=== YOUR GOAL ===
Return all lines with the word "alkalmazhat" in them.

=== RECORDS TO PROCESS ===
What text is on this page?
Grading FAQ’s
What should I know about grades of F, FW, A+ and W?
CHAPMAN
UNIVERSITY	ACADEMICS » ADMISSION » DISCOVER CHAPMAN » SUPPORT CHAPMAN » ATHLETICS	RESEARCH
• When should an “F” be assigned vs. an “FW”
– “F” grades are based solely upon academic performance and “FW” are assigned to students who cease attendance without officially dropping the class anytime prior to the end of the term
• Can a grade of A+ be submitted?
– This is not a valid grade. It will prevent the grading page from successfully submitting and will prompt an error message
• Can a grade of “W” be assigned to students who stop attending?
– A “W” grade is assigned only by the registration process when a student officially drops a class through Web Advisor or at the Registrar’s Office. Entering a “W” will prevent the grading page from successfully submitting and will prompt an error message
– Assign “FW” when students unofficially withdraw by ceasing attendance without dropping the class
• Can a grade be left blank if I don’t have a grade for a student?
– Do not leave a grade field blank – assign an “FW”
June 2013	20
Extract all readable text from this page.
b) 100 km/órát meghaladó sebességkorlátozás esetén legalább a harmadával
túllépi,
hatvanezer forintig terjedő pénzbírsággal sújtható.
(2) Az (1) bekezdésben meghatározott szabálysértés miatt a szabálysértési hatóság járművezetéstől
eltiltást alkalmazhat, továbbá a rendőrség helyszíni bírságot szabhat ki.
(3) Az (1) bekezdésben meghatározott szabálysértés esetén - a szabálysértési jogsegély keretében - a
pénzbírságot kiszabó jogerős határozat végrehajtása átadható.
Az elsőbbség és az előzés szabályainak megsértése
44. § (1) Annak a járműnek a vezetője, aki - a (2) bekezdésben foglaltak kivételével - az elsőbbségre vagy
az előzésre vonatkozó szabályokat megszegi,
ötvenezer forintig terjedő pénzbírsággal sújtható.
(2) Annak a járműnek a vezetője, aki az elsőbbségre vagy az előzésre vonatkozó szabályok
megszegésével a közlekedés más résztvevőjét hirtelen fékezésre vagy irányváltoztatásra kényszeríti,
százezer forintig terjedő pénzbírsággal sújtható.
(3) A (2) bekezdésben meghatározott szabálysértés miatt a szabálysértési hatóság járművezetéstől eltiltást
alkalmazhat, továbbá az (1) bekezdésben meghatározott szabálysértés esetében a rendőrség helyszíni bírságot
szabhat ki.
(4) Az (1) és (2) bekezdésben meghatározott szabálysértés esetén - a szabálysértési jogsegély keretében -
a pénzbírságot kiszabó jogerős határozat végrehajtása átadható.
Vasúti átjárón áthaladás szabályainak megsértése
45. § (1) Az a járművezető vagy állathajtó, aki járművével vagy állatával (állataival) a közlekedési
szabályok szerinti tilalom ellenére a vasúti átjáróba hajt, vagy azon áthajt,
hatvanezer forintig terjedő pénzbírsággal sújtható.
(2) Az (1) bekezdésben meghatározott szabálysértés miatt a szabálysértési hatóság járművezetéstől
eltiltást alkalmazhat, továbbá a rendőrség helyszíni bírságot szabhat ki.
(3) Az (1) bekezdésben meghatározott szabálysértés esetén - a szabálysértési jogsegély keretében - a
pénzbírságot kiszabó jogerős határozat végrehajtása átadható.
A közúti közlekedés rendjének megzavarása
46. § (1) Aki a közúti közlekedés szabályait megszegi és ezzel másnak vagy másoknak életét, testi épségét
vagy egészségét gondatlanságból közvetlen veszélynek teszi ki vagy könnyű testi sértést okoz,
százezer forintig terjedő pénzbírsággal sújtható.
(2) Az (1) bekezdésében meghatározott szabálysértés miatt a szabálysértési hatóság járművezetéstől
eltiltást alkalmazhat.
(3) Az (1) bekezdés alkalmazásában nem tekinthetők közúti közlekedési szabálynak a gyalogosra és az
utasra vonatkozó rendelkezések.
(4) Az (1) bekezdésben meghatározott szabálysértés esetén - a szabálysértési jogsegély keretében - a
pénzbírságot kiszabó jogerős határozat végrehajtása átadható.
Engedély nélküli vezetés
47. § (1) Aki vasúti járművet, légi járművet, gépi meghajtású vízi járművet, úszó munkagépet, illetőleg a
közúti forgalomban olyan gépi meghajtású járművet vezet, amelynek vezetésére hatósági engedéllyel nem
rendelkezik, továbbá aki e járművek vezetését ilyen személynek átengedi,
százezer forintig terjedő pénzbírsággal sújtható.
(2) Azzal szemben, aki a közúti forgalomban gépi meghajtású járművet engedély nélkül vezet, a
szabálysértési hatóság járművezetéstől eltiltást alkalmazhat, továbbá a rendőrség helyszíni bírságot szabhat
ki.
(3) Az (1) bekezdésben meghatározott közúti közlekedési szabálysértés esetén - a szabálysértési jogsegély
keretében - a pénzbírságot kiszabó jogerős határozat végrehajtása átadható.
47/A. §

=== SOLUTION BELOW ===
eltiltást alkalmazhat, továbbá a rendőrség helyszíni bírságot szabhat ki.
alkalmazhat, továbbá az (1) bekezdésben meghatározott szabálysértés esetében a rendőrség helyszíni bírságot
eltiltást alkalmazhat, továbbá a rendőrség helyszíni bírságot szabhat ki.
eltiltást alkalmazhat.
szabálysértési hatóság járművezetéstől eltiltást alkalmazhat, továbbá a rendőrség helyszíni bírságot szabhat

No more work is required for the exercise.